--- BEGIN Extracted text ---
Saturday, January 14, 2012

Crookytail: The First 24 Hours

Last night we picked up Crookytail. He came to us by hitching a ride with Beth, a super pleasant and professional driver with Dorothy Hall Desjarlais's HOPE Transports. (The "underground railroad" moving Southern shelter pets to Northern rescues is so well established that there are several transport services making regular runs up the I-95 corridor. Transport costs around $125 to $150 for most dogs; cats can often ride along just for some gas money.)

The transport's arrival was accurate down to the minute (actually that was a little freaky, considering we got the ETA a solid twelve+ hours earlier, and no other commercial or governmental entity I've ever encountered has been that crazily precise), and at exactly 9:31 p.m., Crookytail walked across a frosty Home Depot parking lot and into our lives.

He was bigger than I'd expected. In retrospect, I'm not sure why I thought a 45-pound shelter dog would be smaller than Pongu (50 pounds), given that every single foster dog we've ever gotten has been underweight on arrival. Crookytail is no exception. His brindle fur hides it, but this dog is way too skinny. You can feel every knob on his spine, and his hips stick out like woah.
--- END Extracted text ---
--- BEGIN Supplied data ---
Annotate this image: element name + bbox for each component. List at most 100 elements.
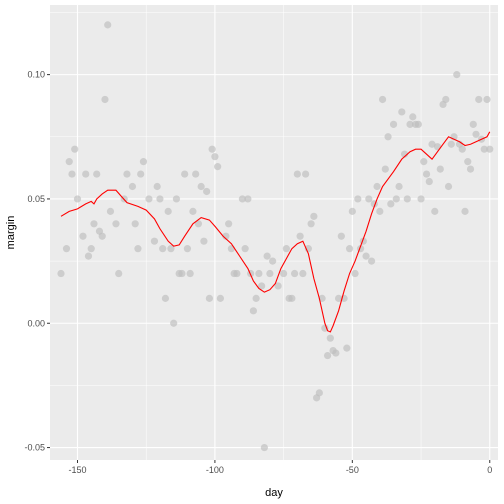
data-point	[128, 182, 137, 191]
smooth-line	[60, 131, 491, 333]
x-tick-label: -150	[68, 465, 86, 475]
data-point	[238, 195, 246, 203]
data-point	[387, 200, 395, 208]
data-point	[134, 245, 142, 253]
data-point	[392, 195, 400, 203]
data-point	[282, 245, 290, 253]
data-point	[170, 319, 178, 327]
data-point	[181, 170, 189, 178]
data-point	[389, 120, 398, 128]
data-point	[362, 252, 370, 260]
data-point	[442, 95, 450, 104]
data-point	[101, 95, 109, 104]
data-point	[420, 158, 428, 166]
data-point	[205, 294, 214, 302]
data-point	[159, 245, 167, 253]
y-tick-label: -0.05	[24, 443, 45, 453]
data-point	[472, 130, 480, 138]
data-point	[414, 120, 422, 128]
data-point	[84, 252, 93, 260]
data-point	[266, 269, 274, 278]
data-point	[68, 170, 76, 178]
data-point	[183, 245, 192, 253]
data-point	[343, 344, 351, 352]
data-point	[291, 269, 299, 278]
data-point	[145, 195, 153, 203]
data-point	[62, 245, 71, 253]
data-point	[395, 182, 403, 191]
data-point	[296, 232, 304, 240]
data-points	[57, 21, 494, 452]
data-point	[425, 177, 433, 186]
data-point	[436, 165, 444, 173]
data-point	[354, 195, 362, 203]
data-point	[466, 165, 475, 173]
data-point	[57, 269, 65, 278]
data-point	[192, 170, 200, 178]
data-point	[384, 133, 392, 141]
data-point	[310, 212, 318, 220]
data-point	[153, 182, 161, 191]
data-point	[351, 269, 359, 278]
data-point	[139, 158, 148, 166]
data-point	[299, 269, 307, 278]
data-point	[216, 294, 225, 302]
data-point	[82, 170, 90, 178]
data-point	[431, 207, 439, 215]
data-point	[115, 269, 123, 278]
data-point	[263, 252, 271, 260]
data-point	[480, 145, 488, 153]
data-point	[104, 21, 112, 29]
data-point	[461, 207, 469, 215]
data-point	[167, 245, 175, 253]
data-point	[469, 120, 477, 128]
data-point	[337, 232, 345, 240]
data-point	[65, 158, 73, 166]
data-point	[315, 389, 323, 397]
data-point	[483, 95, 491, 104]
data-point	[400, 150, 409, 158]
x-tick-label: -100	[206, 465, 224, 475]
data-point	[172, 195, 181, 203]
data-point	[406, 120, 414, 128]
data-point	[376, 207, 384, 215]
data-point	[112, 220, 120, 228]
data-point	[332, 349, 340, 357]
data-point	[373, 182, 381, 191]
data-point	[227, 245, 235, 253]
data-point	[73, 195, 82, 203]
data-point	[123, 170, 131, 178]
data-point	[398, 108, 406, 116]
data-point	[214, 163, 222, 171]
data-point	[222, 232, 230, 240]
data-point	[189, 207, 197, 215]
data-point	[433, 143, 442, 151]
data-point	[252, 294, 260, 302]
data-point	[293, 170, 301, 178]
data-point	[244, 195, 252, 203]
data-point	[90, 220, 98, 228]
data-point	[203, 187, 211, 196]
plot-panel	[50, 5, 498, 460]
data-point	[164, 207, 172, 215]
data-point	[200, 237, 208, 245]
data-point	[444, 182, 453, 191]
data-point	[269, 257, 277, 265]
data-point	[458, 145, 466, 153]
data-point	[255, 269, 263, 278]
data-point	[150, 237, 159, 245]
y-axis-title: margin	[5, 216, 17, 250]
data-point	[475, 95, 483, 104]
x-tick-label: -50	[346, 465, 359, 475]
data-point	[381, 165, 389, 173]
data-point	[156, 195, 164, 203]
data-point	[131, 220, 139, 228]
y-tick-label: 0.10	[27, 70, 45, 80]
data-point	[137, 170, 145, 178]
smooth-line-group	[60, 131, 491, 333]
data-point	[208, 145, 216, 153]
data-point	[71, 145, 79, 153]
data-point	[161, 294, 170, 302]
data-point	[348, 207, 356, 215]
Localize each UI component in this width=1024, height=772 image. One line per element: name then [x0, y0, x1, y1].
--- END Supplied data ---
--- Exercise instructions ---
In the blog post about Crookytail, at what time did he walk across the parking lot on arrival?

--- Result ---
9:31 p.m.